The task: Make a tally of the lines in the records that include the string "مریدین", and give only that number.

(Stored entries)
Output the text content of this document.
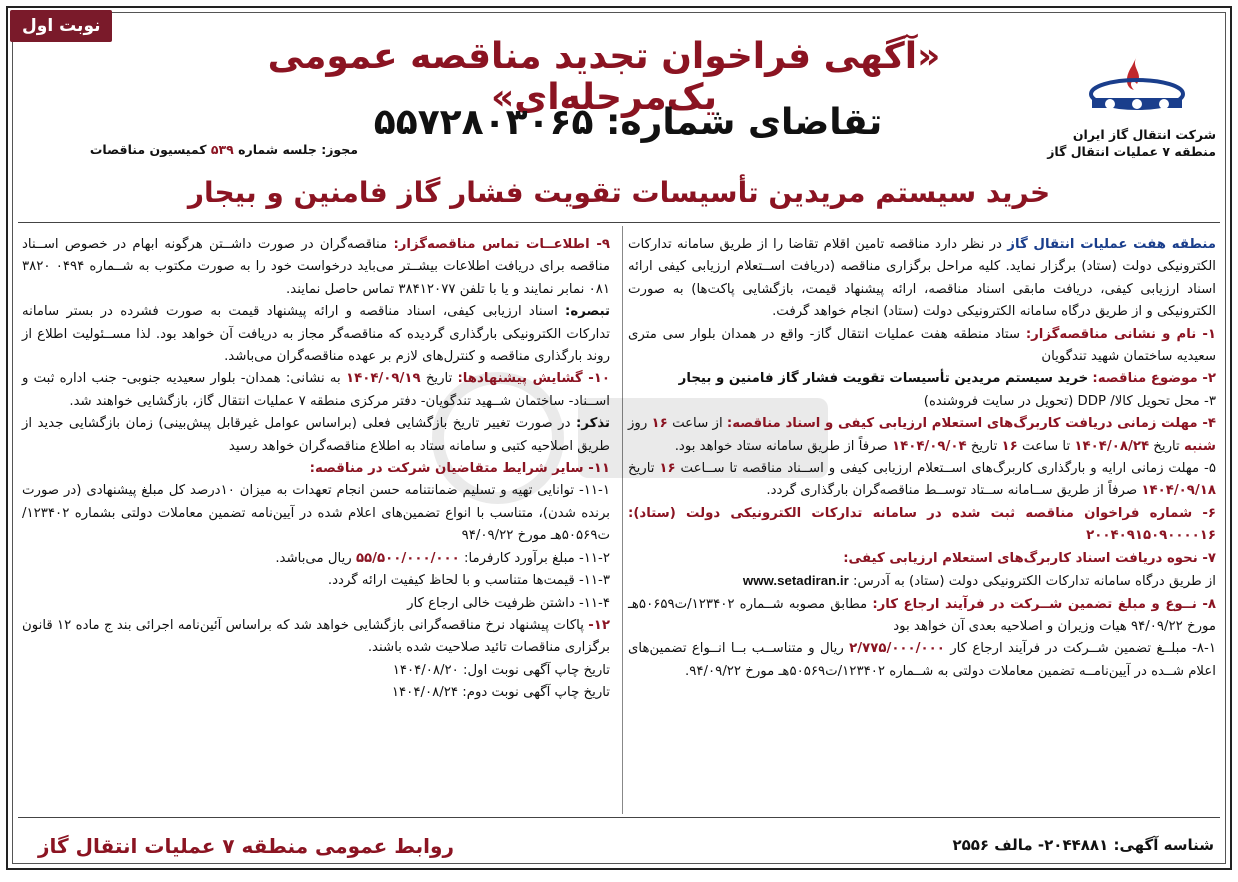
نوبت اول
شرکت انتقال گاز ایران
منطقه ۷ عملیات انتقال گاز
«آگهی فراخوان تجدید مناقصه عمومی یک‌مرحله‌ای»
تقاضای شماره: ۵۵۷۲۸۰۳۰۶۵
مجوز: جلسه شماره ۵۳۹ کمیسیون مناقصات
خرید سیستم مریدین تأسیسات تقویت فشار گاز فامنین و بیجار

منطقه هفت عملیات انتقال گاز در نظر دارد مناقصه تامین اقلام تقاضا را از طریق سامانه تدارکات الکترونیکی دولت (ستاد) برگزار نماید. کلیه مراحل برگزاری مناقصه (دریافت اســتعلام ارزیابی کیفی ارائه اسناد ارزیابی کیفی، دریافت مابقی اسناد مناقصه، ارائه پیشنهاد قیمت، بازگشایی پاکت‌ها) به صورت الکترونیکی و از طریق درگاه سامانه الکترونیکی دولت (ستاد) انجام خواهد گرفت.

۱- نام و نشانی مناقصه‌گزار: ستاد منطقه هفت عملیات انتقال گاز- واقع در همدان بلوار سی متری سعیدیه ساختمان شهید تندگویان

۲- موضوع مناقصه: خرید سیستم مریدین تأسیسات تقویت فشار گاز فامنین و بیجار

۳- محل تحویل کالا/ DDP (تحویل در سایت فروشنده)

۴- مهلت زمانی دریافت کاربرگ‌های استعلام ارزیابی کیفی و اسناد مناقصه: از ساعت ۱۶ روز شنبه تاریخ ۱۴۰۴/۰۸/۲۴ تا ساعت ۱۶ تاریخ ۱۴۰۴/۰۹/۰۴ صرفاً از طریق سامانه ستاد خواهد بود.

۵- مهلت زمانی ارایه و بارگذاری کاربرگ‌های اســتعلام ارزیابی کیفی و اســناد مناقصه تا ســاعت ۱۶ تاریخ ۱۴۰۴/۰۹/۱۸ صرفاً از طریق ســامانه ســتاد توســط مناقصه‌گران بارگذاری گردد.

۶- شماره فراخوان مناقصه ثبت شده در سامانه تدارکات الکترونیکی دولت (ستاد): ۲۰۰۴۰۹۱۵۰۹۰۰۰۰۱۶

۷- نحوه دریافت اسناد کاربرگ‌های استعلام ارزیابی کیفی:

از طریق درگاه سامانه تدارکات الکترونیکی دولت (ستاد) به آدرس: www.setadiran.ir

۸- نــوع و مبلغ تضمین شــرکت در فرآیند ارجاع کار: مطابق مصوبه شــماره ۱۲۳۴۰۲/ت۵۰۶۵۹هـ مورخ ۹۴/۰۹/۲۲ هیات وزیران و اصلاحیه بعدی آن خواهد بود

۸-۱- مبلــغ تضمین شــرکت در فرآیند ارجاع کار ۲/۷۷۵/۰۰۰/۰۰۰ ریال و متناســب بــا انــواع تضمین‌های اعلام شــده در آیین‌نامــه تضمین معاملات دولتی به شــماره ۱۲۳۴۰۲/ت۵۰۵۶۹هـ مورخ ۹۴/۰۹/۲۲.

۹- اطلاعــات تماس مناقصه‌گزار: مناقصه‌گران در صورت داشــتن هرگونه ابهام در خصوص اســناد مناقصه برای دریافت اطلاعات بیشــتر می‌باید درخواست خود را به صورت مکتوب به شــماره ۰۴۹۴ ۳۸۲۰ ۰۸۱ نمابر نمایند و یا با تلفن ۳۸۴۱۲۰۷۷ تماس حاصل نمایند.

تبصره: اسناد ارزیابی کیفی، اسناد مناقصه و ارائه پیشنهاد قیمت به صورت فشرده در بستر سامانه تدارکات الکترونیکی بارگذاری گردیده که مناقصه‌گر مجاز به دریافت آن خواهد بود. لذا مســئولیت اطلاع از روند بارگذاری مناقصه و کنترل‌های لازم بر عهده مناقصه‌گران می‌باشد.

۱۰- گشایش پیشنهادها: تاریخ ۱۴۰۴/۰۹/۱۹ به نشانی: همدان- بلوار سعیدیه جنوبی- جنب اداره ثبت و اســناد- ساختمان شــهید تندگویان- دفتر مرکزی منطقه ۷ عملیات انتقال گاز، بازگشایی خواهند شد.

تذکر: در صورت تغییر تاریخ بازگشایی فعلی (براساس عوامل غیرقابل پیش‌بینی) زمان بازگشایی جدید از طریق اصلاحیه کتبی و سامانه ستاد به اطلاع مناقصه‌گران خواهد رسید

۱۱- سایر شرایط متقاضیان شرکت در مناقصه:

۱۱-۱- توانایی تهیه و تسلیم ضمانتنامه حسن انجام تعهدات به میزان ۱۰درصد کل مبلغ پیشنهادی (در صورت برنده شدن)، متناسب با انواع تضمین‌های اعلام شده در آیین‌نامه تضمین معاملات دولتی بشماره ۱۲۳۴۰۲/ت۵۰۵۶۹هـ مورخ ۹۴/۰۹/۲۲

۱۱-۲- مبلغ برآورد کارفرما: ۵۵/۵۰۰/۰۰۰/۰۰۰ ریال می‌باشد.

۱۱-۳- قیمت‌ها متناسب و با لحاظ کیفیت ارائه گردد.

۱۱-۴- داشتن ظرفیت خالی ارجاع کار

۱۲- پاکات پیشنهاد نرخ مناقصه‌گرانی بازگشایی خواهد شد که براساس آئین‌نامه اجرائی بند ج ماده ۱۲ قانون برگزاری مناقصات تائید صلاحیت شده باشند.

تاریخ چاپ آگهی نوبت اول: ۱۴۰۴/۰۸/۲۰

تاریخ چاپ آگهی نوبت دوم: ۱۴۰۴/۰۸/۲۴

شناسه آگهی: ۲۰۴۴۸۸۱- مالف ۲۵۵۶
روابط عمومی منطقه ۷ عملیات انتقال گاز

Answer below: 2